# start of Data
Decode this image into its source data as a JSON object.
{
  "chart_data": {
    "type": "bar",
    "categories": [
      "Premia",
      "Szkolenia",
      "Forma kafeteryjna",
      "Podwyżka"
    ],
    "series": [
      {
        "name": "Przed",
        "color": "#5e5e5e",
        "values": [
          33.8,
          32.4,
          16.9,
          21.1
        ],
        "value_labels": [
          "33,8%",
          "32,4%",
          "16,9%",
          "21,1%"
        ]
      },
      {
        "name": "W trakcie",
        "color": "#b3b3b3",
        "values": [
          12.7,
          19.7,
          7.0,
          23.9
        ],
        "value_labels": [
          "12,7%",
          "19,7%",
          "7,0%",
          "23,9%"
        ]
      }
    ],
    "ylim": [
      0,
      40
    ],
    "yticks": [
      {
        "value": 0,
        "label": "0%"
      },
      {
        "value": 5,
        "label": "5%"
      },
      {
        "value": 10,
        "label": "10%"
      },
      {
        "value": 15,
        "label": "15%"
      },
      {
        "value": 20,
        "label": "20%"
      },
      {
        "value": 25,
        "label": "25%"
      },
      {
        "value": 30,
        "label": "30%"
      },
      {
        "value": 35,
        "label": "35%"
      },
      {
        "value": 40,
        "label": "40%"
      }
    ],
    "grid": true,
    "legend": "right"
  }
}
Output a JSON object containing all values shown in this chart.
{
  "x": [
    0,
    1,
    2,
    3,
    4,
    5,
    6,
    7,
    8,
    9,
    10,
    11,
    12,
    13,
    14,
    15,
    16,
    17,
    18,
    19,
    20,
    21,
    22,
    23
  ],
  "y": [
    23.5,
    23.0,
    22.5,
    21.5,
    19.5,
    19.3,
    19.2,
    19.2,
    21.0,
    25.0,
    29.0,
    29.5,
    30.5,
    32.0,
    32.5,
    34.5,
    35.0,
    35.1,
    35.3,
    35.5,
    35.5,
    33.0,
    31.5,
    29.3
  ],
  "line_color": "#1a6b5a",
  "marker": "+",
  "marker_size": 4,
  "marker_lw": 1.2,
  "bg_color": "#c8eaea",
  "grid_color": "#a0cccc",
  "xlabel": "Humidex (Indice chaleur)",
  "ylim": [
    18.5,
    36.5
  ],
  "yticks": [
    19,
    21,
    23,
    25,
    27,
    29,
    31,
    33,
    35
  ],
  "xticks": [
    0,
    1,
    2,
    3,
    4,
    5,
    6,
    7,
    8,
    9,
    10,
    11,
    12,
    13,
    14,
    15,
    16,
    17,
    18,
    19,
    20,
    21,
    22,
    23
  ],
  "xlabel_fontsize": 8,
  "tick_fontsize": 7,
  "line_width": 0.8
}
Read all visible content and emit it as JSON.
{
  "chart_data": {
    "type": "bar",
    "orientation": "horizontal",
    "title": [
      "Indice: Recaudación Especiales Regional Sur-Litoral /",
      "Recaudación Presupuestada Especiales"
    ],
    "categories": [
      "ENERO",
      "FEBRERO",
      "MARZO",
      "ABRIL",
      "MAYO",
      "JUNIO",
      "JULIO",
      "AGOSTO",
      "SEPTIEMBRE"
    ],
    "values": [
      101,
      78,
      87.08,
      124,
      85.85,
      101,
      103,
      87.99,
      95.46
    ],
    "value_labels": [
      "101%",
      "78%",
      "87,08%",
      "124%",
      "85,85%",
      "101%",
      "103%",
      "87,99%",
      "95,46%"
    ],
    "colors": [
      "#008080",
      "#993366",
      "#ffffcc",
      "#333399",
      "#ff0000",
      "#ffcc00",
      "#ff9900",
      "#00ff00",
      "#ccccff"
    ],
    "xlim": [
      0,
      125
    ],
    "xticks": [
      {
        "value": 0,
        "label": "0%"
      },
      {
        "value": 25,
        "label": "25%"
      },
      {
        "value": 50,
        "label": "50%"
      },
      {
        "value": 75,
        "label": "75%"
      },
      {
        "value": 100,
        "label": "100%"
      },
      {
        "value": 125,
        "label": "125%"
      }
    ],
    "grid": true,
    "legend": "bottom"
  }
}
# end of Data
## Problem details
Track down every line of the material containing the string "Recaudación", and copy it.

## Exercise answer
      "Indice: Recaudación Especiales Regional Sur-Litoral /",
      "Recaudación Presupuestada Especiales"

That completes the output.